- What the task requires
In the material below, find each line holding the string "schwach" and copy it.

- Data supplied
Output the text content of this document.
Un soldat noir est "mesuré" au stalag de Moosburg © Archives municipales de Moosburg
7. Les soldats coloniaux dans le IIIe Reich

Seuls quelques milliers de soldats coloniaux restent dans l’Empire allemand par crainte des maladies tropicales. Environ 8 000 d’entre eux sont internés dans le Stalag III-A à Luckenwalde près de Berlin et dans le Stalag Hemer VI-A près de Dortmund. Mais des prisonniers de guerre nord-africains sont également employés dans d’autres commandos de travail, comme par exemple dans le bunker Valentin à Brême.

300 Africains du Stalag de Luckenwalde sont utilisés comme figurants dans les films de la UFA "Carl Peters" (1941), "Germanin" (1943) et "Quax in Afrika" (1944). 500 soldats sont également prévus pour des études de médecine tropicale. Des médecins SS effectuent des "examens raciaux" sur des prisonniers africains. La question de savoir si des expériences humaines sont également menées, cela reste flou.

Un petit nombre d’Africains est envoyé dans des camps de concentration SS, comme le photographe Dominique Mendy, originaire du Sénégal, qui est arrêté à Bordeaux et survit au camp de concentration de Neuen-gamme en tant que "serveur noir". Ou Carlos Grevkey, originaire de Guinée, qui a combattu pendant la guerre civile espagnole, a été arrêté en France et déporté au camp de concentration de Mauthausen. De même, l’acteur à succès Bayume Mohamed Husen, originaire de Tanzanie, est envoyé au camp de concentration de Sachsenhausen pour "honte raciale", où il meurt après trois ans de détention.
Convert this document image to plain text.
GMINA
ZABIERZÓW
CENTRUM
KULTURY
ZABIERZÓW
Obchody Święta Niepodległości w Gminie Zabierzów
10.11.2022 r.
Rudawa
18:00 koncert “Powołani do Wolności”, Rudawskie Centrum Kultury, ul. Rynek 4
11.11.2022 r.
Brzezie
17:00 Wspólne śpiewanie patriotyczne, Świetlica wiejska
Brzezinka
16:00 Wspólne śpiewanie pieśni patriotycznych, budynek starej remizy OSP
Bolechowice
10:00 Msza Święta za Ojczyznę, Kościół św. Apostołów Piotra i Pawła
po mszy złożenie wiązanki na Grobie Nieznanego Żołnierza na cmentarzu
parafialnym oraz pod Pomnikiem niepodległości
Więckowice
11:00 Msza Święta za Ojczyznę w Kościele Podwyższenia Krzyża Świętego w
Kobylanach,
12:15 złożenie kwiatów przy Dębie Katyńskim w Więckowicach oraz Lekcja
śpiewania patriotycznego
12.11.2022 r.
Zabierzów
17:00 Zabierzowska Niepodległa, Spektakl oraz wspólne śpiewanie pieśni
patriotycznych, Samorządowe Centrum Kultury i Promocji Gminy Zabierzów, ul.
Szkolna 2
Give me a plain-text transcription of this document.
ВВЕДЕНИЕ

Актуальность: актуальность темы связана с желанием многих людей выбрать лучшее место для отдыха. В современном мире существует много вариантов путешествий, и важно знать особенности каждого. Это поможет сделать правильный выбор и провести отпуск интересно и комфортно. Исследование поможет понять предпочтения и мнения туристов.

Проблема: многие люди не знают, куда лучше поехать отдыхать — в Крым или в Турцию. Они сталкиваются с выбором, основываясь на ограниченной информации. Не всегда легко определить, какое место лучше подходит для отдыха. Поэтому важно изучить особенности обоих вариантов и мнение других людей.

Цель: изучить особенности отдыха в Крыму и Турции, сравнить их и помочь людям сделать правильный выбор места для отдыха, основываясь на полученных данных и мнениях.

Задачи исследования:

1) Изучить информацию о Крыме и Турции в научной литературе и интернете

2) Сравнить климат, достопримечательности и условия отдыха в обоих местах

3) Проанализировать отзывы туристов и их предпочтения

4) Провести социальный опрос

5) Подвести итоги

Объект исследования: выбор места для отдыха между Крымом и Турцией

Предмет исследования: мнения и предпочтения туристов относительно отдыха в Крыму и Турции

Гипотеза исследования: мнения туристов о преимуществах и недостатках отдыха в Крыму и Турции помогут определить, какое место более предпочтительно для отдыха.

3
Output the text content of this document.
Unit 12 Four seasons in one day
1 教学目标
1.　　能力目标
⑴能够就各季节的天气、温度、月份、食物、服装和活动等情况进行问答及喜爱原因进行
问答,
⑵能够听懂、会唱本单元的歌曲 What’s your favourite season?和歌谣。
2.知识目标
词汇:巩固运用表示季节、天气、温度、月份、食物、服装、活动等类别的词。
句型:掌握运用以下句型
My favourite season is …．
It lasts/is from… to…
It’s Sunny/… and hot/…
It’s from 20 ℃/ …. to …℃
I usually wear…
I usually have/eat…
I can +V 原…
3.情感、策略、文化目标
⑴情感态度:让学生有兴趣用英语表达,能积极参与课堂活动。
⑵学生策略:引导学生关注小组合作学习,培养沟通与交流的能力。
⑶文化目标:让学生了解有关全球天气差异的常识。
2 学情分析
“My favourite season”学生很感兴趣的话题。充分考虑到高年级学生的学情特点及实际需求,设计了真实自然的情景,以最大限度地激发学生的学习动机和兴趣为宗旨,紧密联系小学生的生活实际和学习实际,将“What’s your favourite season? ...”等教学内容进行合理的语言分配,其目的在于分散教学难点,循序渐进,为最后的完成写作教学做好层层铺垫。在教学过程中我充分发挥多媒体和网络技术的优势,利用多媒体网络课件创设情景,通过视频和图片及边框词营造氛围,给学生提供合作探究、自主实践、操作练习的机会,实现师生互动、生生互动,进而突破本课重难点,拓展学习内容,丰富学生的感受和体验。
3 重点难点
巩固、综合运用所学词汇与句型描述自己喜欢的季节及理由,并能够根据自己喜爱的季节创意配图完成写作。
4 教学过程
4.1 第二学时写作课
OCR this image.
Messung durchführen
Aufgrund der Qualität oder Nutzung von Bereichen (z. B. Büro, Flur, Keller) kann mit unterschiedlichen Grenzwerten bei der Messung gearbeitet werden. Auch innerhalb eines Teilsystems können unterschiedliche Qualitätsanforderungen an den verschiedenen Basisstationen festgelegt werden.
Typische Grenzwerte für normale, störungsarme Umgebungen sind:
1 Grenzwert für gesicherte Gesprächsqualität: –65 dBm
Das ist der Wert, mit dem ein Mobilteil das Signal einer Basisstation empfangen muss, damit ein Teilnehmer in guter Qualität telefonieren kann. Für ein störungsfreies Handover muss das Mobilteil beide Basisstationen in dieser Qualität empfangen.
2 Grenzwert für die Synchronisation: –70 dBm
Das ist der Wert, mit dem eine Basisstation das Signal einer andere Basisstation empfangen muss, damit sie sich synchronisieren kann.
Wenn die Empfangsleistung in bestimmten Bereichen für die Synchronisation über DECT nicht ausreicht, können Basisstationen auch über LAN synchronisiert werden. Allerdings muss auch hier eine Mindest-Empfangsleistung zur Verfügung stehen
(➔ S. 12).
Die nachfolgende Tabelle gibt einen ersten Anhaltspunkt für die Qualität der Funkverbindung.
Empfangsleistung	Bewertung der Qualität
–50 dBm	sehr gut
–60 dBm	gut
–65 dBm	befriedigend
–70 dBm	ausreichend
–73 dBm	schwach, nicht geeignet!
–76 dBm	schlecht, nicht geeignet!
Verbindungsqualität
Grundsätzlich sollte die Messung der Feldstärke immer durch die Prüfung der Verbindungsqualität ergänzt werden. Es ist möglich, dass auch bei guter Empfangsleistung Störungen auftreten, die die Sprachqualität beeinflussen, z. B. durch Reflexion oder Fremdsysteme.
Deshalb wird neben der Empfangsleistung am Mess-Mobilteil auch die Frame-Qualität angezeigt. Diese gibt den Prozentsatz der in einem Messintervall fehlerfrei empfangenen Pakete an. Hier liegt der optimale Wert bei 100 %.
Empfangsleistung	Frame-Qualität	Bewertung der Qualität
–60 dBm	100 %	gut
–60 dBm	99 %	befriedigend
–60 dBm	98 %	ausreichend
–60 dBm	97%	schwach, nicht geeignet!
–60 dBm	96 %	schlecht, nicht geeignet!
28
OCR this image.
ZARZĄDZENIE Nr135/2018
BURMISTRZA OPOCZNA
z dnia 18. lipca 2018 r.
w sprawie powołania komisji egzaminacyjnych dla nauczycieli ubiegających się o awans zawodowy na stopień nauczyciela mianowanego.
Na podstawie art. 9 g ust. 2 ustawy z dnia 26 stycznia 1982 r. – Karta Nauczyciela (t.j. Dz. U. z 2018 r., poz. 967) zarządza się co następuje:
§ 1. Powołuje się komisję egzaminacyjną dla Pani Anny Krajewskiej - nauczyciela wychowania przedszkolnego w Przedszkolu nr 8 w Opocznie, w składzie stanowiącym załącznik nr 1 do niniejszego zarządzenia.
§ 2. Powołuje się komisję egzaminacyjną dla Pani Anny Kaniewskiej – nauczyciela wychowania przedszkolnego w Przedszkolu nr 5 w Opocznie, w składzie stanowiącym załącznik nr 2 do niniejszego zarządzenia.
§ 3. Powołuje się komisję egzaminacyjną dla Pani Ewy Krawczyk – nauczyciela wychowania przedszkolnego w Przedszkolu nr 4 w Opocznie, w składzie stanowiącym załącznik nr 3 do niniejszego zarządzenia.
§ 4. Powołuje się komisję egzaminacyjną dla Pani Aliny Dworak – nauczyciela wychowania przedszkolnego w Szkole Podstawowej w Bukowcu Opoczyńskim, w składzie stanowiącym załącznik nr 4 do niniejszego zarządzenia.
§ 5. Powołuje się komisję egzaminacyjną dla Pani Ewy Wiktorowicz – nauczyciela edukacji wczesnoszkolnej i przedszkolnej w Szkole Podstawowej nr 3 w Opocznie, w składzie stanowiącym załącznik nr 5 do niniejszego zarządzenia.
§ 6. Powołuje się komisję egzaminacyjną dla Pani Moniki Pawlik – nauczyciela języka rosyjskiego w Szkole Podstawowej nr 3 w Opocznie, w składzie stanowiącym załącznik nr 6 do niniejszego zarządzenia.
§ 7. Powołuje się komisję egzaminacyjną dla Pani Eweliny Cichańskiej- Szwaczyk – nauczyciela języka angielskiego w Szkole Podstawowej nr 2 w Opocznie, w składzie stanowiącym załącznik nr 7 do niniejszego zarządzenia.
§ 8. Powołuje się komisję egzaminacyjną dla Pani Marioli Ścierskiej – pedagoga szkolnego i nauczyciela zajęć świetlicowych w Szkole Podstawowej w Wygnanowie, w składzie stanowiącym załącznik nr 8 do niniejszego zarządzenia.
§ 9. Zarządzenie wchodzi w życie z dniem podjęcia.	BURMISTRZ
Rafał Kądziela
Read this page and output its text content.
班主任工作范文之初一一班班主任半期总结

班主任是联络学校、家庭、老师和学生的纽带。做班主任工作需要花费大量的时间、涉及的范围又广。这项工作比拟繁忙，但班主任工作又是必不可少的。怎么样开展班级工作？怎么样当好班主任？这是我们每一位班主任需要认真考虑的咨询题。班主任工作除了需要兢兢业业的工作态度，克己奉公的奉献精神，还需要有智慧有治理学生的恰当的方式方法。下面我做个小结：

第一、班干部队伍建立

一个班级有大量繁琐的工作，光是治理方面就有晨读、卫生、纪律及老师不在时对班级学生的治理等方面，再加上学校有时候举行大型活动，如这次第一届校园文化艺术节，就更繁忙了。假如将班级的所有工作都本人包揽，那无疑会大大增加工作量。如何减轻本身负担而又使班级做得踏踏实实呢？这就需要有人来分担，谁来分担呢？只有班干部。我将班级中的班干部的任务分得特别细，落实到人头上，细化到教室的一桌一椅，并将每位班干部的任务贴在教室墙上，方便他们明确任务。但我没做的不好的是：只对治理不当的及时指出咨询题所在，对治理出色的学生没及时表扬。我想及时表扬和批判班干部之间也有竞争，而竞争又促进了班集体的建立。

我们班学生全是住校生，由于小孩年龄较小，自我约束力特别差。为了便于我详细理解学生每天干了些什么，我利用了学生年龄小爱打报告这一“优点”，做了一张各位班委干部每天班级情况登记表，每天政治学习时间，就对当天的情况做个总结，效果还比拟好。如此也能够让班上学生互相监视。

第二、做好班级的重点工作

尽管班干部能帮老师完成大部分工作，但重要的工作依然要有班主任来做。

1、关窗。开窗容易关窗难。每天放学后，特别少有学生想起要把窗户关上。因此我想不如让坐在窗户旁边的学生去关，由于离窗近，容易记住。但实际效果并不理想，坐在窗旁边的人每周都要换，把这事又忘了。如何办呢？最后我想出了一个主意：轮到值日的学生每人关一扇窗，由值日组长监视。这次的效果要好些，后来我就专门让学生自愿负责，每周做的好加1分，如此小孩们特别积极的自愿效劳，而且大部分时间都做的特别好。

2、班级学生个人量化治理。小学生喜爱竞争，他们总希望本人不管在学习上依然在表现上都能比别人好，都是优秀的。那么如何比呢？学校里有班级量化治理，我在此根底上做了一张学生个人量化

- Output for this task
–73 dBm	schwach, nicht geeignet!
–60 dBm	97%	schwach, nicht geeignet!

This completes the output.